## Goal
Locate all lines in the data below that hold "Breaking" and show them.

## Given records

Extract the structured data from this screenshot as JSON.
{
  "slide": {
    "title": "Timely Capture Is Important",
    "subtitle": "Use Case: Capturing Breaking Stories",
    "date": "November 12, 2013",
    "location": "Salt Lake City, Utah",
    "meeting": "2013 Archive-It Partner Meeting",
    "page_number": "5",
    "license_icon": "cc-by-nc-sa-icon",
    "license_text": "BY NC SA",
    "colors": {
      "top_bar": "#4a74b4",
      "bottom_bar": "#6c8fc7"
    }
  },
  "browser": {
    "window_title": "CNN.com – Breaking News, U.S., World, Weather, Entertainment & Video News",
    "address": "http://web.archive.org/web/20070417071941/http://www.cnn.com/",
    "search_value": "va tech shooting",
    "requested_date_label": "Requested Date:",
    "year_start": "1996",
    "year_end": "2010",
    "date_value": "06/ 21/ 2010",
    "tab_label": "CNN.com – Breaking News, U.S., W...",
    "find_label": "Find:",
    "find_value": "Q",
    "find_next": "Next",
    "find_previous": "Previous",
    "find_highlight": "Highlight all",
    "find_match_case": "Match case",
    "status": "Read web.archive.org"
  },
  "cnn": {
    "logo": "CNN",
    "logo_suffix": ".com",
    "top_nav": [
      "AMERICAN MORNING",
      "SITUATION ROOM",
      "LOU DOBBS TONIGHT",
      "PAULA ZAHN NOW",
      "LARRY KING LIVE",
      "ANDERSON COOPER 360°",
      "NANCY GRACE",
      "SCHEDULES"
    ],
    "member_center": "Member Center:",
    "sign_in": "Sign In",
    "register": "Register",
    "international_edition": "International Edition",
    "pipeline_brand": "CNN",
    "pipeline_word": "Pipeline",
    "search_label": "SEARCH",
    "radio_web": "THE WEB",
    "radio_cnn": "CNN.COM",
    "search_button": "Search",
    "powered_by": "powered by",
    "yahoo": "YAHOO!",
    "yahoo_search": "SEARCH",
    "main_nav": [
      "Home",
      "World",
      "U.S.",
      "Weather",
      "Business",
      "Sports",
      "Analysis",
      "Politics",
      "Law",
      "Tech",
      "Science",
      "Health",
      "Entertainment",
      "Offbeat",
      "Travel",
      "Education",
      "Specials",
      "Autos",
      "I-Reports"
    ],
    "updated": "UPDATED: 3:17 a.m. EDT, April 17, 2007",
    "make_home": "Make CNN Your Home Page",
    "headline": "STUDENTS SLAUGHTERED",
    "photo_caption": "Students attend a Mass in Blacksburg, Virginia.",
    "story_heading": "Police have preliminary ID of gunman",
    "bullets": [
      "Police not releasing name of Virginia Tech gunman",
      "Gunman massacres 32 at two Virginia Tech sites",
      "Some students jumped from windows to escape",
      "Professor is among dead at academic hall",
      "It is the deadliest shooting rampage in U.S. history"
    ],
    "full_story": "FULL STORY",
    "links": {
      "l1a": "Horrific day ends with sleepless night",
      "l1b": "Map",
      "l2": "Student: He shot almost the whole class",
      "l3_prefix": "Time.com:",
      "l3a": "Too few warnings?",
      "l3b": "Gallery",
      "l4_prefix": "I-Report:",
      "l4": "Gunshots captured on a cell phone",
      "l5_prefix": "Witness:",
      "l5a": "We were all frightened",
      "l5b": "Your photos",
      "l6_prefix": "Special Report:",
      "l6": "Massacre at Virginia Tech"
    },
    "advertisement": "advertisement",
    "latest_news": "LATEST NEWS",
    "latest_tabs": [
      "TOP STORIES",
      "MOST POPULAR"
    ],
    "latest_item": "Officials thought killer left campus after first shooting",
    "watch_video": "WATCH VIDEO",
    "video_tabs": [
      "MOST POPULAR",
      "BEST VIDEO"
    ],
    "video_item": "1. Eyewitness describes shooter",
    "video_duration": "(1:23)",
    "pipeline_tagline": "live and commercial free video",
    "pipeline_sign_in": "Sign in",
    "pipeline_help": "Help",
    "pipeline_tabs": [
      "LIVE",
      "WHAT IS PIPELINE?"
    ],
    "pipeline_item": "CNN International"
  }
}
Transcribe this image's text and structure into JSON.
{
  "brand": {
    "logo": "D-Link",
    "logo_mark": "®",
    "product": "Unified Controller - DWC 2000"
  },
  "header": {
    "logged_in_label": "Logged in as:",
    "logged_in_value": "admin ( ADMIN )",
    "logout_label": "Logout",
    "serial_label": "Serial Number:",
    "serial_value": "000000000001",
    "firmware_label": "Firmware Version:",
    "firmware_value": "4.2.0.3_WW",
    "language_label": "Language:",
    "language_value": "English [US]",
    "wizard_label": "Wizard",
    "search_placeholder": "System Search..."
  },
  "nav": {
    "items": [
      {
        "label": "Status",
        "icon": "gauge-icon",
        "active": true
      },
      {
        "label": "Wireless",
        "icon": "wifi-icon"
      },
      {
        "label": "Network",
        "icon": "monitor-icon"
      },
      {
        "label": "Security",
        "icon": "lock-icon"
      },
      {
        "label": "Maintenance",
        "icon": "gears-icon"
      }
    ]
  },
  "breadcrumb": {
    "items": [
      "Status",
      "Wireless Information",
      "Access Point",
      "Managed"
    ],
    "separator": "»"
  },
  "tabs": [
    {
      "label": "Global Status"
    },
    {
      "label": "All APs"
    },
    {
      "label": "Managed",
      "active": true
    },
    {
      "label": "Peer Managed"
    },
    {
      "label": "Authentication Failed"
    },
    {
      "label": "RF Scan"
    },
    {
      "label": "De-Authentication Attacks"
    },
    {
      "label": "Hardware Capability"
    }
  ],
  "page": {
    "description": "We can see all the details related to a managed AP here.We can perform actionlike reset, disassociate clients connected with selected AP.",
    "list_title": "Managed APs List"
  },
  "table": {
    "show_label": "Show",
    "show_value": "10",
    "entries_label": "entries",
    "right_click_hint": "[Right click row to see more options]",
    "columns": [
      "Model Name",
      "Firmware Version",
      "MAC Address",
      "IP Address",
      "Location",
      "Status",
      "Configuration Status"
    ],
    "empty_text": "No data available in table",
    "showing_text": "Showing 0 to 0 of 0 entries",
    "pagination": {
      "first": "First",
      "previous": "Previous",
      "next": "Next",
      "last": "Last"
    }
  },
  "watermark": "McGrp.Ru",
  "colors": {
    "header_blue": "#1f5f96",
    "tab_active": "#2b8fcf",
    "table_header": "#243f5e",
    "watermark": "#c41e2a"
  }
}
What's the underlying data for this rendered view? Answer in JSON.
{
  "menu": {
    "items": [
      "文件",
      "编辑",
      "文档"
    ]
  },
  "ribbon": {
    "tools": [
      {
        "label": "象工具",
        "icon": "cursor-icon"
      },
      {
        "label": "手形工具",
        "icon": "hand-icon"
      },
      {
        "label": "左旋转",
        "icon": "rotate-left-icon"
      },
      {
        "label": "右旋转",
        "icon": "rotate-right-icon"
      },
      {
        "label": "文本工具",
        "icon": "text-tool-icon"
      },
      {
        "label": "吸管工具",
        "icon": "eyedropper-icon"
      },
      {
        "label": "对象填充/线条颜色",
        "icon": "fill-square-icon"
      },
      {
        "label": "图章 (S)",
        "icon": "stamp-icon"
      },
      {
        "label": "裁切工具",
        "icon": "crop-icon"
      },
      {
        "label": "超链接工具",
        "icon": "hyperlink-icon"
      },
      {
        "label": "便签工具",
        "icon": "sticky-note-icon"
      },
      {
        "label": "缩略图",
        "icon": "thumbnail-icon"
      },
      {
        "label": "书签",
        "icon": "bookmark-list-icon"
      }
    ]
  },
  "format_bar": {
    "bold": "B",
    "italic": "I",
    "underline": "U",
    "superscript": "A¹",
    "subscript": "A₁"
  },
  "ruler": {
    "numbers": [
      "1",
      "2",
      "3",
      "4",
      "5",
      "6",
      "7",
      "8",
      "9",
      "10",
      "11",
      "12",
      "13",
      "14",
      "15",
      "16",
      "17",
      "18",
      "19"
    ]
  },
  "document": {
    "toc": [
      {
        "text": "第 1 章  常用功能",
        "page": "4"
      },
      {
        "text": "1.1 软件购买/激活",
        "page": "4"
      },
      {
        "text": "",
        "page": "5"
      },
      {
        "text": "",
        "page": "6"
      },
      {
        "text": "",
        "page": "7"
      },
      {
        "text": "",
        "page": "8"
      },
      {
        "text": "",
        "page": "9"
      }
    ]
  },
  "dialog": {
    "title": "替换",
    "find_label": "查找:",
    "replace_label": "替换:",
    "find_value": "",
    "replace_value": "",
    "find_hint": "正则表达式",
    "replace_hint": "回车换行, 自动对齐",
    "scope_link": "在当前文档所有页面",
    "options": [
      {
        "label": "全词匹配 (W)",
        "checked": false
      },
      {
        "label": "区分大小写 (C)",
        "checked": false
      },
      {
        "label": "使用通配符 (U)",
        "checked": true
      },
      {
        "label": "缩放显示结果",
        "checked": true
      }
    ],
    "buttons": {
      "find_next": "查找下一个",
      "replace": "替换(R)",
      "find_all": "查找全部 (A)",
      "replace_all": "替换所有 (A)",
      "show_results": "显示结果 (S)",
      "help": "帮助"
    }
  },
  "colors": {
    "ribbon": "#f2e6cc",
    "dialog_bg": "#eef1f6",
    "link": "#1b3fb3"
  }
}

## Exercise result
    "subtitle": "Use Case: Capturing Breaking Stories",
    "window_title": "CNN.com – Breaking News, U.S., World, Weather, Entertainment & Video News",
    "tab_label": "CNN.com – Breaking News, U.S., W...",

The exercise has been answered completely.